— BEGIN Dataset entries —

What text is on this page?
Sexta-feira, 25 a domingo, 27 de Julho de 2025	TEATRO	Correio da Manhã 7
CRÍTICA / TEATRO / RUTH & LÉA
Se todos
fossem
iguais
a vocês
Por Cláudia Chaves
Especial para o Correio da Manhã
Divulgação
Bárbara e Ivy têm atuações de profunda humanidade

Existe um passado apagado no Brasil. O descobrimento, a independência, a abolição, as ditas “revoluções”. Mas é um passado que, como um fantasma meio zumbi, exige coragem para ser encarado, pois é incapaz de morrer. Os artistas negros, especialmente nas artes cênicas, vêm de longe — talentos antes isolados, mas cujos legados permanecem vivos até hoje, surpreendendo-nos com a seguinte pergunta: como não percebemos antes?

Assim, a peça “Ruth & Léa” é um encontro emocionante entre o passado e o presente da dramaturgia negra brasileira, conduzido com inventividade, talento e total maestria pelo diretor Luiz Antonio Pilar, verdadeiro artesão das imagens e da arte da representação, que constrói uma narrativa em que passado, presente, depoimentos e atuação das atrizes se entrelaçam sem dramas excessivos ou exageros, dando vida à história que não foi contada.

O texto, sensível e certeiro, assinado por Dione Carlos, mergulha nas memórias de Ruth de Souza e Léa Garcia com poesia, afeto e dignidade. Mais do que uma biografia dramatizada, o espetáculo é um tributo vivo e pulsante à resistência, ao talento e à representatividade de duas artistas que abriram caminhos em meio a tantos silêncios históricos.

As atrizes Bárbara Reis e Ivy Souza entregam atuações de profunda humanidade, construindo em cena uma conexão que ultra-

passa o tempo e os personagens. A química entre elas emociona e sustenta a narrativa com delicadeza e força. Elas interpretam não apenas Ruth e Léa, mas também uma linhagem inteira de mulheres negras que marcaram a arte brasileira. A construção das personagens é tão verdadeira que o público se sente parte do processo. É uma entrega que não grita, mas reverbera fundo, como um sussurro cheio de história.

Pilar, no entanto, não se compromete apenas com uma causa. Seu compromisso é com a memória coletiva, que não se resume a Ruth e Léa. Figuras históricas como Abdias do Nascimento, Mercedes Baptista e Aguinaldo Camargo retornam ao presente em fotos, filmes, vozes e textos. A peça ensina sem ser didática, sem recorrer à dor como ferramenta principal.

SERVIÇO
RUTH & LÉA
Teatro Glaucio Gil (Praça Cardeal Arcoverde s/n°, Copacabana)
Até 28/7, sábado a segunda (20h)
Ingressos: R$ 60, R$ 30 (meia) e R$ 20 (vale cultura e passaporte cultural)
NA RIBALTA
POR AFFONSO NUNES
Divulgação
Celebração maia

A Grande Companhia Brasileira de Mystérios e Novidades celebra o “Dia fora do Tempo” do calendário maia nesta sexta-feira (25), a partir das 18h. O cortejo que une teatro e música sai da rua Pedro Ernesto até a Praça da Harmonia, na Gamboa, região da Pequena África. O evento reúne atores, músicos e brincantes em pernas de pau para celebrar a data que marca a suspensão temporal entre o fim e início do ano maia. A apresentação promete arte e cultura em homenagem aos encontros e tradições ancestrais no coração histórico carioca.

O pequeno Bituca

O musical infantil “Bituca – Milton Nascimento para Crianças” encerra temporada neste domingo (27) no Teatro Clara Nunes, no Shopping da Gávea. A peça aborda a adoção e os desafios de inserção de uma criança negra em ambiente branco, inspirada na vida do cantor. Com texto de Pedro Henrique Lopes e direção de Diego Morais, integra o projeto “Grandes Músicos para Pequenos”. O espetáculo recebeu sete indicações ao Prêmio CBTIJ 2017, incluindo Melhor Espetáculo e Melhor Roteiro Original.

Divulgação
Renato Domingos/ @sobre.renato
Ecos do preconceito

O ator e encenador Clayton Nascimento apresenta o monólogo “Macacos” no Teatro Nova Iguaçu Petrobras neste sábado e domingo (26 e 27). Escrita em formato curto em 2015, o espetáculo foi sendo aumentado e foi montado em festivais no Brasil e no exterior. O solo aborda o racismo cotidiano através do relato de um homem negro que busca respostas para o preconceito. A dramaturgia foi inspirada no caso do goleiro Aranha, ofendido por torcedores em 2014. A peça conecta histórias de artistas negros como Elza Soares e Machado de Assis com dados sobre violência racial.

— END Dataset entries —

Reproduce all of the records exactly.

What text is on this page?
Sexta-feira, 25 a domingo, 27 de Julho de 2025	TEATRO	Correio da Manhã 7
CRÍTICA / TEATRO / RUTH & LÉA
Se todos
fossem
iguais
a vocês
Por Cláudia Chaves
Especial para o Correio da Manhã
Divulgação
Bárbara e Ivy têm atuações de profunda humanidade

Existe um passado apagado no Brasil. O descobrimento, a independência, a abolição, as ditas “revoluções”. Mas é um passado que, como um fantasma meio zumbi, exige coragem para ser encarado, pois é incapaz de morrer. Os artistas negros, especialmente nas artes cênicas, vêm de longe — talentos antes isolados, mas cujos legados permanecem vivos até hoje, surpreendendo-nos com a seguinte pergunta: como não percebemos antes?

Assim, a peça “Ruth & Léa” é um encontro emocionante entre o passado e o presente da dramaturgia negra brasileira, conduzido com inventividade, talento e total maestria pelo diretor Luiz Antonio Pilar, verdadeiro artesão das imagens e da arte da representação, que constrói uma narrativa em que passado, presente, depoimentos e atuação das atrizes se entrelaçam sem dramas excessivos ou exageros, dando vida à história que não foi contada.

O texto, sensível e certeiro, assinado por Dione Carlos, mergulha nas memórias de Ruth de Souza e Léa Garcia com poesia, afeto e dignidade. Mais do que uma biografia dramatizada, o espetáculo é um tributo vivo e pulsante à resistência, ao talento e à representatividade de duas artistas que abriram caminhos em meio a tantos silêncios históricos.

As atrizes Bárbara Reis e Ivy Souza entregam atuações de profunda humanidade, construindo em cena uma conexão que ultra-

passa o tempo e os personagens. A química entre elas emociona e sustenta a narrativa com delicadeza e força. Elas interpretam não apenas Ruth e Léa, mas também uma linhagem inteira de mulheres negras que marcaram a arte brasileira. A construção das personagens é tão verdadeira que o público se sente parte do processo. É uma entrega que não grita, mas reverbera fundo, como um sussurro cheio de história.

Pilar, no entanto, não se compromete apenas com uma causa. Seu compromisso é com a memória coletiva, que não se resume a Ruth e Léa. Figuras históricas como Abdias do Nascimento, Mercedes Baptista e Aguinaldo Camargo retornam ao presente em fotos, filmes, vozes e textos. A peça ensina sem ser didática, sem recorrer à dor como ferramenta principal.

SERVIÇO
RUTH & LÉA
Teatro Glaucio Gil (Praça Cardeal Arcoverde s/n°, Copacabana)
Até 28/7, sábado a segunda (20h)
Ingressos: R$ 60, R$ 30 (meia) e R$ 20 (vale cultura e passaporte cultural)
NA RIBALTA
POR AFFONSO NUNES
Divulgação
Celebração maia

A Grande Companhia Brasileira de Mystérios e Novidades celebra o “Dia fora do Tempo” do calendário maia nesta sexta-feira (25), a partir das 18h. O cortejo que une teatro e música sai da rua Pedro Ernesto até a Praça da Harmonia, na Gamboa, região da Pequena África. O evento reúne atores, músicos e brincantes em pernas de pau para celebrar a data que marca a suspensão temporal entre o fim e início do ano maia. A apresentação promete arte e cultura em homenagem aos encontros e tradições ancestrais no coração histórico carioca.

O pequeno Bituca

O musical infantil “Bituca – Milton Nascimento para Crianças” encerra temporada neste domingo (27) no Teatro Clara Nunes, no Shopping da Gávea. A peça aborda a adoção e os desafios de inserção de uma criança negra em ambiente branco, inspirada na vida do cantor. Com texto de Pedro Henrique Lopes e direção de Diego Morais, integra o projeto “Grandes Músicos para Pequenos”. O espetáculo recebeu sete indicações ao Prêmio CBTIJ 2017, incluindo Melhor Espetáculo e Melhor Roteiro Original.

Divulgação
Renato Domingos/ @sobre.renato
Ecos do preconceito

O ator e encenador Clayton Nascimento apresenta o monólogo “Macacos” no Teatro Nova Iguaçu Petrobras neste sábado e domingo (26 e 27). Escrita em formato curto em 2015, o espetáculo foi sendo aumentado e foi montado em festivais no Brasil e no exterior. O solo aborda o racismo cotidiano através do relato de um homem negro que busca respostas para o preconceito. A dramaturgia foi inspirada no caso do goleiro Aranha, ofendido por torcedores em 2014. A peça conecta histórias de artistas negros como Elza Soares e Machado de Assis com dados sobre violência racial.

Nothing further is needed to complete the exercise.